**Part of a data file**

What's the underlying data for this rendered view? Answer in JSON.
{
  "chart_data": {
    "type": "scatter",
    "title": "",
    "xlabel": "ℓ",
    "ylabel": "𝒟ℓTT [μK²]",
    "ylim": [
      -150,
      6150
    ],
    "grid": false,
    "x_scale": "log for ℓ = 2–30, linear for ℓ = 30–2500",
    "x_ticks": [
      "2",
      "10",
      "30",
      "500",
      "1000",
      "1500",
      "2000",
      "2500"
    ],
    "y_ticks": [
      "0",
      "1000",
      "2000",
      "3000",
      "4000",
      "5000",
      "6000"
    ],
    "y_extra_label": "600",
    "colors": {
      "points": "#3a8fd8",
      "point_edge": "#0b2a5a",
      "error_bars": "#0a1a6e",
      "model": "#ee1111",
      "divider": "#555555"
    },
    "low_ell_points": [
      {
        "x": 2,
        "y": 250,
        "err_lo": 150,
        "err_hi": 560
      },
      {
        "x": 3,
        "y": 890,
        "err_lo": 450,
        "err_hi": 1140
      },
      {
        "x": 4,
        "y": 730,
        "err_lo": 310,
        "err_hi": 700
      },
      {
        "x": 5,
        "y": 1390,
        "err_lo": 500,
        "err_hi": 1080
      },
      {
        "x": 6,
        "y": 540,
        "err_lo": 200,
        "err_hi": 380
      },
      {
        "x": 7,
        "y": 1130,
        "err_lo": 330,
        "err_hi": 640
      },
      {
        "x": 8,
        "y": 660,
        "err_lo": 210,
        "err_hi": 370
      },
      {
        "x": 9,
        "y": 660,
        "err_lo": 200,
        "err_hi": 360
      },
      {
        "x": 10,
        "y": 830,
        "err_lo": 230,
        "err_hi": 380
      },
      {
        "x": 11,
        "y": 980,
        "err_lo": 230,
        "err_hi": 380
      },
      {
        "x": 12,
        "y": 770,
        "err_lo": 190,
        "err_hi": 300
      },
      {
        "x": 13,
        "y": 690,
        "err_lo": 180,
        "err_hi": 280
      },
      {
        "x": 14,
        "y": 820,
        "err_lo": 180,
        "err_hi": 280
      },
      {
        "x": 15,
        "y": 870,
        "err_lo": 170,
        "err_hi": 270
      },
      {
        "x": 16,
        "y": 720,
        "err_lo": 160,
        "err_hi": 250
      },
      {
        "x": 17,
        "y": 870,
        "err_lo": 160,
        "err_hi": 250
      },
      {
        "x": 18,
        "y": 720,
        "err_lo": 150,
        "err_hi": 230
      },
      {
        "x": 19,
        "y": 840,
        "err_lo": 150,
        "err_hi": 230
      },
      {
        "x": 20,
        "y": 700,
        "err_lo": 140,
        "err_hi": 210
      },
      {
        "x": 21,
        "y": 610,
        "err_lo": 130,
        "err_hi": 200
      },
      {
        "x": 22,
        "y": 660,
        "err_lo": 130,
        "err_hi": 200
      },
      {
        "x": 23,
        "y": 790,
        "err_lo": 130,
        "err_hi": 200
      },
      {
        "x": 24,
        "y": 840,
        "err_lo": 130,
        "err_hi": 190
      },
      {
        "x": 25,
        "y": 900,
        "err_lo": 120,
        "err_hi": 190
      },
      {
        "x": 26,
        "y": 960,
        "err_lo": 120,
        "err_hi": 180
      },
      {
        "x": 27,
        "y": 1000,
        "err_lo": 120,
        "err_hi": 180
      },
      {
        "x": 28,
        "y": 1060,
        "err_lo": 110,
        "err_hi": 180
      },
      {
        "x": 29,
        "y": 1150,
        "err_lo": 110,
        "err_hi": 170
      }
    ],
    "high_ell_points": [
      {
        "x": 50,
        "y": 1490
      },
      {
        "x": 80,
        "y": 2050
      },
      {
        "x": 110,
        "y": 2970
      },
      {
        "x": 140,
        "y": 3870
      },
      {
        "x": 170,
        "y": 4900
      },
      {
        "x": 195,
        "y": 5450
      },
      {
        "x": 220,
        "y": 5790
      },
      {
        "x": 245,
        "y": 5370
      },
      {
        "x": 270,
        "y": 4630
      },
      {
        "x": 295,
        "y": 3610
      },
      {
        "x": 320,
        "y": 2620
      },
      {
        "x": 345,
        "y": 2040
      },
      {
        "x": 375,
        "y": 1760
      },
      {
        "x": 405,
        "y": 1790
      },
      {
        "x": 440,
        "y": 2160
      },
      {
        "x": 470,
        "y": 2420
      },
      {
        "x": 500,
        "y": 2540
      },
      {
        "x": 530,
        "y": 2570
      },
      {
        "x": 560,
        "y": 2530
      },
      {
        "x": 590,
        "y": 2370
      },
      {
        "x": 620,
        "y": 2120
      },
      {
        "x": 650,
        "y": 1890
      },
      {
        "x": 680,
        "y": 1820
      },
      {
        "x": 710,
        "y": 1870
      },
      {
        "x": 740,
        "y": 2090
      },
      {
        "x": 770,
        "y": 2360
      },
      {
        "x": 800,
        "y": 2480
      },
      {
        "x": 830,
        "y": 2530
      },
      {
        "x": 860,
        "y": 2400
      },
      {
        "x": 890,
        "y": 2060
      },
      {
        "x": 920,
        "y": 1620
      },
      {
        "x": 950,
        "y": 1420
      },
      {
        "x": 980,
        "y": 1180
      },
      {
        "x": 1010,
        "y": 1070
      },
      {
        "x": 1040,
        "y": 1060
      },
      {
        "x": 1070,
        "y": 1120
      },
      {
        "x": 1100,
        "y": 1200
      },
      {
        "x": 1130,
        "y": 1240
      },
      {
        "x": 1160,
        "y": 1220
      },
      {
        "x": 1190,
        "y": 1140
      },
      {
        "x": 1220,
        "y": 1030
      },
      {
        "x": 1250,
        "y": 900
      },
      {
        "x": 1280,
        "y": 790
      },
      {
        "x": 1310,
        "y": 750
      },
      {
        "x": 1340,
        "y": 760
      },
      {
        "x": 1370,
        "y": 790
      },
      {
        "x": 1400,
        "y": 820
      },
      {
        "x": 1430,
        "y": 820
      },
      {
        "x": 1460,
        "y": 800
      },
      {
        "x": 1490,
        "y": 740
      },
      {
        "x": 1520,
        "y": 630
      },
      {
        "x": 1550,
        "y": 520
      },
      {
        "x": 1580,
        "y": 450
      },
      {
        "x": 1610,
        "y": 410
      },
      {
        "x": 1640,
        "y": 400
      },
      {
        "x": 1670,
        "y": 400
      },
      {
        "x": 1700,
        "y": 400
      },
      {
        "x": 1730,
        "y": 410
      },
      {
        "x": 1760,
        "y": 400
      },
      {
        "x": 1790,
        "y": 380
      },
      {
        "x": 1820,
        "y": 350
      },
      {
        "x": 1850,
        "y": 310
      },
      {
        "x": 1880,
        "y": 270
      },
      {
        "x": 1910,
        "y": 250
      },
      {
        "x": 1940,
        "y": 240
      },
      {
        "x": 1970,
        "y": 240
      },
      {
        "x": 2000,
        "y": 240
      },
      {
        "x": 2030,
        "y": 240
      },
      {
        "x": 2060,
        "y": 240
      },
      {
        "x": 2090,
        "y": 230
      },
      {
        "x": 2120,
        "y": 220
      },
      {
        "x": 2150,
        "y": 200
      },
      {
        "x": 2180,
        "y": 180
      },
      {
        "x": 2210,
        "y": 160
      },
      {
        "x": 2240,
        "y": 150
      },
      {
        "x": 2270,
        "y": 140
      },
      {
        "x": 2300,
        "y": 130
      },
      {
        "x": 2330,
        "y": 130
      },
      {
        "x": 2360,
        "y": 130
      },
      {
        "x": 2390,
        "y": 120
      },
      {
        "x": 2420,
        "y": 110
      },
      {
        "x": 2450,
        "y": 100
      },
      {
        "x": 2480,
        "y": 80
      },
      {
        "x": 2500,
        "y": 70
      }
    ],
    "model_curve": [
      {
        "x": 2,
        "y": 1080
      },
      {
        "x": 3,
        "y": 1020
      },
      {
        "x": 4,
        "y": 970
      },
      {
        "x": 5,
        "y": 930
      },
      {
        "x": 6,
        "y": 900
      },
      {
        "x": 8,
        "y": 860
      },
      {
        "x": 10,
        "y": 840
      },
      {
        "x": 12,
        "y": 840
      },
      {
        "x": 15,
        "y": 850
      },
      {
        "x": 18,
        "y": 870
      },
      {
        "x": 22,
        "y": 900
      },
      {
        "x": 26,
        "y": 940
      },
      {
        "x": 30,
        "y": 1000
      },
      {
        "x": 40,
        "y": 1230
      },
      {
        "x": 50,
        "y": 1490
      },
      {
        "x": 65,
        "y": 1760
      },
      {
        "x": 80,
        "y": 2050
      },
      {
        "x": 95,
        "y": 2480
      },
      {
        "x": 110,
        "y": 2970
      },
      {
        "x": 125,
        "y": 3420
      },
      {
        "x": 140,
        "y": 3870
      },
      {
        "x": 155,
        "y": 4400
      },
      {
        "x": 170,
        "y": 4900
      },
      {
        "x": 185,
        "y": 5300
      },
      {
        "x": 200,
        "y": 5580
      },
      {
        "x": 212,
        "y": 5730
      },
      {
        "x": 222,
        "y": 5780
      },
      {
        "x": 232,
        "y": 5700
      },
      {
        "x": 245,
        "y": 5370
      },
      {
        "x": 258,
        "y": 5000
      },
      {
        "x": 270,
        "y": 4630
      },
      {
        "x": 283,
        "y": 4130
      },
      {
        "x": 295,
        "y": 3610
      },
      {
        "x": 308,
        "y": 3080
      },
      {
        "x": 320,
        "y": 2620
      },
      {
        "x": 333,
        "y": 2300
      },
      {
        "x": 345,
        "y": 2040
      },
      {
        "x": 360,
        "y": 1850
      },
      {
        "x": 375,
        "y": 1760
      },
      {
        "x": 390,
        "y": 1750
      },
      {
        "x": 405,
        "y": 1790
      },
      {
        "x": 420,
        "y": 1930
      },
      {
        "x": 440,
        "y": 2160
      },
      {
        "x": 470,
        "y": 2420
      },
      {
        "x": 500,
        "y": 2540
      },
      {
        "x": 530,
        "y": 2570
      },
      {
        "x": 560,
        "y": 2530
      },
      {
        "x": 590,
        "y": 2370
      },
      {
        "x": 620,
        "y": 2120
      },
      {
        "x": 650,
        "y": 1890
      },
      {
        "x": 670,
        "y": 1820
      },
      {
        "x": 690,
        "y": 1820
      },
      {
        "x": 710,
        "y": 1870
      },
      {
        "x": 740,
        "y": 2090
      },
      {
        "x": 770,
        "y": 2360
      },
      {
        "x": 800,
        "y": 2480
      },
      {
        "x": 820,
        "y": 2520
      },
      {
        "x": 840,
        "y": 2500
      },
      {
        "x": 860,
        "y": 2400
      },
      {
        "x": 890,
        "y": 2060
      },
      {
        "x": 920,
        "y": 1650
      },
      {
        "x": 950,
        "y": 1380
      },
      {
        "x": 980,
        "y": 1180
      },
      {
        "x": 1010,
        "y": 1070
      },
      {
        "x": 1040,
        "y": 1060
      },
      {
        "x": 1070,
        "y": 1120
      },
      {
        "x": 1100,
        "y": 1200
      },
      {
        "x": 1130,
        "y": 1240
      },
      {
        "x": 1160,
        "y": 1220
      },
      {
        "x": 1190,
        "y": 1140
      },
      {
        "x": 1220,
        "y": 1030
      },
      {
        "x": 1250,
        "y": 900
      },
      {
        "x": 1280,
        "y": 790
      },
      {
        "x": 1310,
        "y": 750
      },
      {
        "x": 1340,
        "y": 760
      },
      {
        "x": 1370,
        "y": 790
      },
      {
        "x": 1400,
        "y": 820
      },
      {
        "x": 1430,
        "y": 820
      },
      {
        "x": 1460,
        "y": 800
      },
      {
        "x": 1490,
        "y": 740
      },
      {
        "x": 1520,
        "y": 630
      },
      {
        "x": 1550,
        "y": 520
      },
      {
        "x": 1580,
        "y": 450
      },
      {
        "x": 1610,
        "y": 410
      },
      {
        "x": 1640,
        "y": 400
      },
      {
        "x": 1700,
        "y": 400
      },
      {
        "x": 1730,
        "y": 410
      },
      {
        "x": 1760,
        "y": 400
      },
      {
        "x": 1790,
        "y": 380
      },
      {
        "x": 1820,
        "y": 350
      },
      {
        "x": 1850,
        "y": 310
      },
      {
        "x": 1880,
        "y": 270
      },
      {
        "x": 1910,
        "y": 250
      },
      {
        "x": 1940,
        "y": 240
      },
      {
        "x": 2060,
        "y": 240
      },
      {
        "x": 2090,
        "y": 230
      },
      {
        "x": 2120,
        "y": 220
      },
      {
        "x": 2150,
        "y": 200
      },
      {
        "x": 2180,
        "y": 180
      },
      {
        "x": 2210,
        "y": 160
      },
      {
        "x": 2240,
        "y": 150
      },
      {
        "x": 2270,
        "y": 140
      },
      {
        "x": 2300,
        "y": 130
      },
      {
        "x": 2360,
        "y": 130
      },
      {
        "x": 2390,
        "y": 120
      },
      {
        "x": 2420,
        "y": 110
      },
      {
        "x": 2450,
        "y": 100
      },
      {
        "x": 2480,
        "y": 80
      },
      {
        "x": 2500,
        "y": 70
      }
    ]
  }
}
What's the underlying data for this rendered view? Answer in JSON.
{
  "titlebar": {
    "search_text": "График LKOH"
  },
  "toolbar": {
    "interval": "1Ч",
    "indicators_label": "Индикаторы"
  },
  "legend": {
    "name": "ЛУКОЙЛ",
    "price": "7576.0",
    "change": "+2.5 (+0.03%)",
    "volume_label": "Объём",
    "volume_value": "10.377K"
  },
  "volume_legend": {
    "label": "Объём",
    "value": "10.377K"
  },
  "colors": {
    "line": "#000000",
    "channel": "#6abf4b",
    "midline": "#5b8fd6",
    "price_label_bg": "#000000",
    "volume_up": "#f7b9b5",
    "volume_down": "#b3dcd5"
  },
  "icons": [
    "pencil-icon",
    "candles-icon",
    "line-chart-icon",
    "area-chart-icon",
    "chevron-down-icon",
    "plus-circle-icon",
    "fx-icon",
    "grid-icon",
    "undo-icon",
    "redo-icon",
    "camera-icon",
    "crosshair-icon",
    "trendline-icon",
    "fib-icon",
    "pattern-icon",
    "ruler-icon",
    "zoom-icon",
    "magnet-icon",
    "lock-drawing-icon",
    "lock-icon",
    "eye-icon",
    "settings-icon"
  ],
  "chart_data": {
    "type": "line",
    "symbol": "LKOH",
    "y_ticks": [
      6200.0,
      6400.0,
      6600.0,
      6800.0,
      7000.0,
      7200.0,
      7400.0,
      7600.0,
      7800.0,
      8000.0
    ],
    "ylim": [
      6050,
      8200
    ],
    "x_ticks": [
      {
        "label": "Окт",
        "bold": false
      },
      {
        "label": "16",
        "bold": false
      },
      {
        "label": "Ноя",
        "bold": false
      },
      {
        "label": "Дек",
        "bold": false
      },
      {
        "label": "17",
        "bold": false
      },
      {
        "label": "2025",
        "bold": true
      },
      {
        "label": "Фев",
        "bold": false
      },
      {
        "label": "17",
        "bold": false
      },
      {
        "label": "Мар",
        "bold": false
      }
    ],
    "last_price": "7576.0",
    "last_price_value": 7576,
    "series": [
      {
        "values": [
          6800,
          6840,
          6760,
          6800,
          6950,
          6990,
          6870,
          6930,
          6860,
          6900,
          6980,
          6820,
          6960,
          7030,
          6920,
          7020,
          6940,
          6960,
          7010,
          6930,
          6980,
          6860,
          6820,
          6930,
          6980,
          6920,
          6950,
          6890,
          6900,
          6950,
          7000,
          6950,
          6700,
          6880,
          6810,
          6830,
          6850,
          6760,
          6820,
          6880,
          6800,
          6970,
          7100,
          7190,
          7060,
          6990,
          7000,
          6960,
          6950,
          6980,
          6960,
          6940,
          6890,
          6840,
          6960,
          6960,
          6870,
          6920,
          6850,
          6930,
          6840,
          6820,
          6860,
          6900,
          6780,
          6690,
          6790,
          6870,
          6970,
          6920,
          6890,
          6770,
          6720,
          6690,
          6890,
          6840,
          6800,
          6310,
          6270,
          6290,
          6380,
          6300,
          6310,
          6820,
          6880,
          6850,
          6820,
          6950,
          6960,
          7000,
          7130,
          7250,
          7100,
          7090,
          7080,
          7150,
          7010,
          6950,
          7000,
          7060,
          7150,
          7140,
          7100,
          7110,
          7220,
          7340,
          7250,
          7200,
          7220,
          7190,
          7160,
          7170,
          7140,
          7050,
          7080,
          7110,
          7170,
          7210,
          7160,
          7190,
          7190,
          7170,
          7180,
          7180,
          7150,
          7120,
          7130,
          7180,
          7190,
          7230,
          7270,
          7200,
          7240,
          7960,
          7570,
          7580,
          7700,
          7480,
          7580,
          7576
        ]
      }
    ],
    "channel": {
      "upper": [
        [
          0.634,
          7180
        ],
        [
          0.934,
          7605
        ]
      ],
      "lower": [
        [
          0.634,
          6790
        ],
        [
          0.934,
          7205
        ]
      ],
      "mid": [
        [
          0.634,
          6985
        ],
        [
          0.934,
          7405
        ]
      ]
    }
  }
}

**TO DO**
Using the records above, select and copy every line that has the word "LKOH".

**RESPONSE TO THE TASK**
    "search_text": "График LKOH"
    "symbol": "LKOH",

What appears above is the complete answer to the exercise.